DIRECTIONS FOR THIS TASK - Quote the whole listing exactly. Leave the pictures out of your copy.

# PROVIDED DATA start

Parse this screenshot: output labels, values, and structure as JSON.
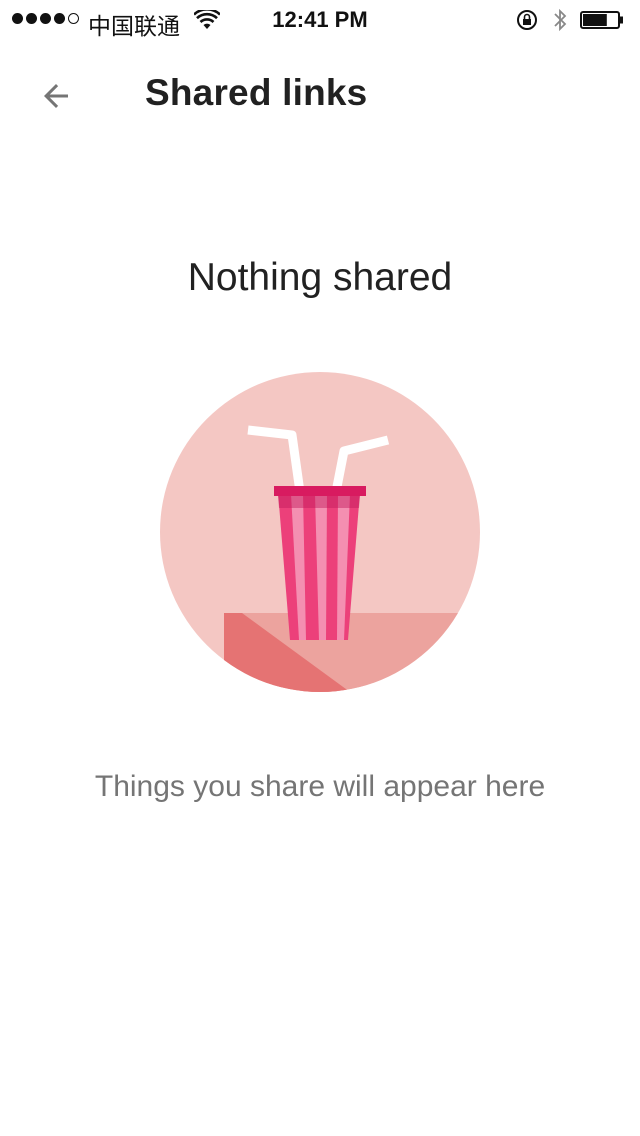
{
  "status_bar": {
    "carrier": "中国联通",
    "time": "12:41 PM",
    "signal_bars_filled": 4,
    "signal_bars_total": 5,
    "battery_level": 0.7
  },
  "app_bar": {
    "back_icon": "arrow-left-icon",
    "title": "Shared links"
  },
  "empty_state": {
    "heading": "Nothing shared",
    "illustration_icon": "soda-cup-illustration",
    "subtext": "Things you share will appear here"
  },
  "colors": {
    "circle_bg": "#f4c7c3",
    "cup_pink": "#ec407a",
    "cup_stripe": "#f48fb1",
    "table_top": "#eca39e",
    "table_side": "#e57373",
    "subtext": "#757575"
  }
}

# PROVIDED DATA end

FINAL RESULT -
Parse this screenshot: output labels, values, and structure as JSON.
{
  "status_bar": {
    "carrier": "中国联通",
    "time": "12:41 PM",
    "signal_bars_filled": 4,
    "signal_bars_total": 5,
    "battery_level": 0.7
  },
  "app_bar": {
    "back_icon": "arrow-left-icon",
    "title": "Shared links"
  },
  "empty_state": {
    "heading": "Nothing shared",
    "illustration_icon": "soda-cup-illustration",
    "subtext": "Things you share will appear here"
  },
  "colors": {
    "circle_bg": "#f4c7c3",
    "cup_pink": "#ec407a",
    "cup_stripe": "#f48fb1",
    "table_top": "#eca39e",
    "table_side": "#e57373",
    "subtext": "#757575"
  }
}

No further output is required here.